_Instruction_
State how many lines in the listing below include the word "internet". Give nothing but the number.

[Part of a data file]
+-------+

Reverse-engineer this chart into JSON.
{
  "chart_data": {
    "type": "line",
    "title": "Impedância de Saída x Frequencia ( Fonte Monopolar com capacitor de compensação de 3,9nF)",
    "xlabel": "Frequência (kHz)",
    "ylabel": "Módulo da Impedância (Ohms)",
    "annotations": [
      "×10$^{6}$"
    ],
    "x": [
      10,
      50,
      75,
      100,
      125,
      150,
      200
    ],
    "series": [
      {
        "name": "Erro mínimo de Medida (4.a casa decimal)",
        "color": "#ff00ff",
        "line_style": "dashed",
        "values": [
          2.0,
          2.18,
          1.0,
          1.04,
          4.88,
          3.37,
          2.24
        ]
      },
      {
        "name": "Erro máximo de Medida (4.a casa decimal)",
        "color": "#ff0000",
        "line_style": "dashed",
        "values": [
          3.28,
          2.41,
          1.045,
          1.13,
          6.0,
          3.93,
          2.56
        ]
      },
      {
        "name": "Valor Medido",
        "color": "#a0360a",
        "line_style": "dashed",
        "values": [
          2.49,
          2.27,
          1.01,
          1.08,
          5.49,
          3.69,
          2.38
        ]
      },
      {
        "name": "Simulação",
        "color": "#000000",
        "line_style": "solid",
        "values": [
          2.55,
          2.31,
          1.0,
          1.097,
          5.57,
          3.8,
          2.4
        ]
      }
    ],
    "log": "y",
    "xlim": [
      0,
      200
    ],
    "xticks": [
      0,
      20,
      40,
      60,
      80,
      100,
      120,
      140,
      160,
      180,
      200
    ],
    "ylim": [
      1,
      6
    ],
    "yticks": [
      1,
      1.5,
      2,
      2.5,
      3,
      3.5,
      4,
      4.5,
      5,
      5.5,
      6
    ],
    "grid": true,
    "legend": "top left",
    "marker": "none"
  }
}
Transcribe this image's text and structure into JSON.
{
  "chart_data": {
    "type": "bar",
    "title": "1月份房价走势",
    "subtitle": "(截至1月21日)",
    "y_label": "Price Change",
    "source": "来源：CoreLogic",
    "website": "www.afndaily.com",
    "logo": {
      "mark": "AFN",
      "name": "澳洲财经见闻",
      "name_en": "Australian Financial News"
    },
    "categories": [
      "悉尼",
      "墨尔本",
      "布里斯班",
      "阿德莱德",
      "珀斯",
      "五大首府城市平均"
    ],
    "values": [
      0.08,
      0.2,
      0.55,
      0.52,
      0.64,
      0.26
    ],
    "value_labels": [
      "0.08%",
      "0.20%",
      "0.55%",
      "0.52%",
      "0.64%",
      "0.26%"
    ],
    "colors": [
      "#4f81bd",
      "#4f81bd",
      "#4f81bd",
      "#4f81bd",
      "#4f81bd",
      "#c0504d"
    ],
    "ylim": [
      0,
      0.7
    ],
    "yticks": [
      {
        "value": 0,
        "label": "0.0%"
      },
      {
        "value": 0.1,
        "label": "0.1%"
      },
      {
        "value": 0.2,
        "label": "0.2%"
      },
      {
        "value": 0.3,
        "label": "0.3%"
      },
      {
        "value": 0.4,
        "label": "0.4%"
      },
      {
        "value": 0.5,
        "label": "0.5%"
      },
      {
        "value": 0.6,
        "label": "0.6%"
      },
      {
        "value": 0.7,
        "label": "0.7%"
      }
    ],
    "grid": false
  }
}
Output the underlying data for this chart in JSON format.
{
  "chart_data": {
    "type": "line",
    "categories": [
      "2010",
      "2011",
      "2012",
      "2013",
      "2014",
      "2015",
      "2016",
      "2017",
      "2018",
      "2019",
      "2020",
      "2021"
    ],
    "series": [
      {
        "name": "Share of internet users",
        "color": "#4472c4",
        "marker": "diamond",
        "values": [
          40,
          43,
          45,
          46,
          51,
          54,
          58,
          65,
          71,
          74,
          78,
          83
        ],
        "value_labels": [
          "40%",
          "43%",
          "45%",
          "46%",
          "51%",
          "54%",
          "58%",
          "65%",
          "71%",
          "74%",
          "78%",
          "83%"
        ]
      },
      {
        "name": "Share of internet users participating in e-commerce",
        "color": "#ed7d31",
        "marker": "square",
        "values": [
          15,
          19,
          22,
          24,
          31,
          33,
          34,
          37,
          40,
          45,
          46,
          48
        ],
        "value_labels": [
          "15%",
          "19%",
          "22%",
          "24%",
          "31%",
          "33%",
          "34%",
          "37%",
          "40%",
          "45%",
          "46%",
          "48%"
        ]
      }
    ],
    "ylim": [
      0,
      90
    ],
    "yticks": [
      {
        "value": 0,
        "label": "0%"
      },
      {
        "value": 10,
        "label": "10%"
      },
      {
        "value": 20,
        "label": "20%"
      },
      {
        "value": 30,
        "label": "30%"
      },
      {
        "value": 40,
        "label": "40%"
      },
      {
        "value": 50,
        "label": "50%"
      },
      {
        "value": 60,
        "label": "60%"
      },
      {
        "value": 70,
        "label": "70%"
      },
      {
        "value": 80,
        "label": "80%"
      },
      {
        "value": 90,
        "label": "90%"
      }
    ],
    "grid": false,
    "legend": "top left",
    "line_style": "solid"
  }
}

+-------+

_Result for this exercise_
2